Records from a collection:
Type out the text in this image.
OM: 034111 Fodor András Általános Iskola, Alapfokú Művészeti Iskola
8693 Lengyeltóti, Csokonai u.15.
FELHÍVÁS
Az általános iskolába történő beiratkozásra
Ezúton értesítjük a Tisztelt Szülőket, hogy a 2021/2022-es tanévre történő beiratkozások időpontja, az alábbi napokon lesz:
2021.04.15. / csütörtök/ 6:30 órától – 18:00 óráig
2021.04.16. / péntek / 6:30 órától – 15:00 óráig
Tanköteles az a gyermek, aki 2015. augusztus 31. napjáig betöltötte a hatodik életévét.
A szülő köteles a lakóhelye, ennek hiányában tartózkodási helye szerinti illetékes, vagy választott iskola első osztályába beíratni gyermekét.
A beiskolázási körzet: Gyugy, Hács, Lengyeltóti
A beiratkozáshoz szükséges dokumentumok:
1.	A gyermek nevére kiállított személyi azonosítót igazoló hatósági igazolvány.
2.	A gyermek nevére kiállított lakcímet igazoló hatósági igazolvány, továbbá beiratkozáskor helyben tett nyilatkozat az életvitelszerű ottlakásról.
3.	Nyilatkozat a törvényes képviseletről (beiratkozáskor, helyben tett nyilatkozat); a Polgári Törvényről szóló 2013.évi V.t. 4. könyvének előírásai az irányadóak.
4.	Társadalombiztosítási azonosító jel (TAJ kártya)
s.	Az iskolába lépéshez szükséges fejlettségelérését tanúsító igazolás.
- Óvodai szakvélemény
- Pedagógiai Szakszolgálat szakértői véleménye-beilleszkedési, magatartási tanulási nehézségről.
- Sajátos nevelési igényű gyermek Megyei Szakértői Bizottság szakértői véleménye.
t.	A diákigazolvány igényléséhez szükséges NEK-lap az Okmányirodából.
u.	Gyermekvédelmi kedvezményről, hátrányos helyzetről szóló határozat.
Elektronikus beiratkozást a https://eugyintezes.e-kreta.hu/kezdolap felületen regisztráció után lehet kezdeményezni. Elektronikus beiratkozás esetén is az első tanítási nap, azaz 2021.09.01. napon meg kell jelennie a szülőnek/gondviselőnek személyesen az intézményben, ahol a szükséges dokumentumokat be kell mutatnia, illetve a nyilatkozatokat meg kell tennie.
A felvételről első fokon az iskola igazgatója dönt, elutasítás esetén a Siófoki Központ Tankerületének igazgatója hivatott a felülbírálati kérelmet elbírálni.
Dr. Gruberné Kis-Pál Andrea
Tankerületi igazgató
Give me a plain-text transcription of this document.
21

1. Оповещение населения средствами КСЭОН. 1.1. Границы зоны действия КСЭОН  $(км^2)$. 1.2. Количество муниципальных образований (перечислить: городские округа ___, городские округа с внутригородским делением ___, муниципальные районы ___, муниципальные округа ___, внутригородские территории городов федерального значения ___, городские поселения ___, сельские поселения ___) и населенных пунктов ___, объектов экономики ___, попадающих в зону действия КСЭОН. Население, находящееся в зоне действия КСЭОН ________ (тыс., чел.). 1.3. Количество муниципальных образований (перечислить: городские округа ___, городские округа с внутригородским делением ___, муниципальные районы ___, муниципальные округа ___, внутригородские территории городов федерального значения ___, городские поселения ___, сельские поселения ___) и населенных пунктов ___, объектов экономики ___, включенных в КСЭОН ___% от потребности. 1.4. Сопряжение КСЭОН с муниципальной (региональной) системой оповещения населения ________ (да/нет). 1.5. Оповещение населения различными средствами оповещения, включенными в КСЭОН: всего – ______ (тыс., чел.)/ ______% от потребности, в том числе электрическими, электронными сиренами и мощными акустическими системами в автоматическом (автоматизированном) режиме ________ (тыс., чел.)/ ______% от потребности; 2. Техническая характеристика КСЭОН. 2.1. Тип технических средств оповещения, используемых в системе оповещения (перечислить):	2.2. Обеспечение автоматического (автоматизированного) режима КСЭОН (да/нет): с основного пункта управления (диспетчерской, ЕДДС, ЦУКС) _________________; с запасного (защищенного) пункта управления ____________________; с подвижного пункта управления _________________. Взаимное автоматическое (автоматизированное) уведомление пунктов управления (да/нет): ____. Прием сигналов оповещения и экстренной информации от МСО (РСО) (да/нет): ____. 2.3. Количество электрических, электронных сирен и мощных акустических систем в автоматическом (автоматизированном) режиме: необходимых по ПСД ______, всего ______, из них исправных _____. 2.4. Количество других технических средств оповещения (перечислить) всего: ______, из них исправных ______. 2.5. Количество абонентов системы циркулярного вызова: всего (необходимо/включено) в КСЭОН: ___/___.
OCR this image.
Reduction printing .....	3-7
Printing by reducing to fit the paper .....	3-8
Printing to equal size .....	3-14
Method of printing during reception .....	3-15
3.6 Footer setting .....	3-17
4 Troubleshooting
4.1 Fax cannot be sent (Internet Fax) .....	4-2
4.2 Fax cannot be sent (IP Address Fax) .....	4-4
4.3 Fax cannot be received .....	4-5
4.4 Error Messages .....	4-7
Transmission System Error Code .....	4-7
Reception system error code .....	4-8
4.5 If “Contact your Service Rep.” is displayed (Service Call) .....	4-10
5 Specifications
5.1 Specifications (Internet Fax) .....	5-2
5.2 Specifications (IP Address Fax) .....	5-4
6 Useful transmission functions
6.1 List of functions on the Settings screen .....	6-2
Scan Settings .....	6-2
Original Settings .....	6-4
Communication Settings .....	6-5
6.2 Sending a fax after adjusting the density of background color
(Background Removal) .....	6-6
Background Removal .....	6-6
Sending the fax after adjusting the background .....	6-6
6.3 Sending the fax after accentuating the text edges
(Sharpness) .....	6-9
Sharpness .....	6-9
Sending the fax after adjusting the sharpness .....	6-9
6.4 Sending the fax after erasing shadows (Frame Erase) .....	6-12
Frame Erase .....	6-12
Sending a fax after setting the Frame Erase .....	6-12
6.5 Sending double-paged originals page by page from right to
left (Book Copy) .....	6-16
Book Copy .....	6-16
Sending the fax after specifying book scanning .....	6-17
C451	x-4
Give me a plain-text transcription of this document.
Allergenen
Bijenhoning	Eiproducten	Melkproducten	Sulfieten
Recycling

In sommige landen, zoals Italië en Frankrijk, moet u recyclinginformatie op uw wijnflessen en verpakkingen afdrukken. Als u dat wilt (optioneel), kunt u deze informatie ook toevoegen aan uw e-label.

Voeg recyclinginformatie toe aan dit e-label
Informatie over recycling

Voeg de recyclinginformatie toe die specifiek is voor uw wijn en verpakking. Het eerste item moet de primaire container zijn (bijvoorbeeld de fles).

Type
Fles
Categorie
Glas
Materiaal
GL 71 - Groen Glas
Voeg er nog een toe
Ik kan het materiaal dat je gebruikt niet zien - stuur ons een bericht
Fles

What to do:
Only the number is wanted: how many lines of the material above include the word "óráig"?

Output for this task:
2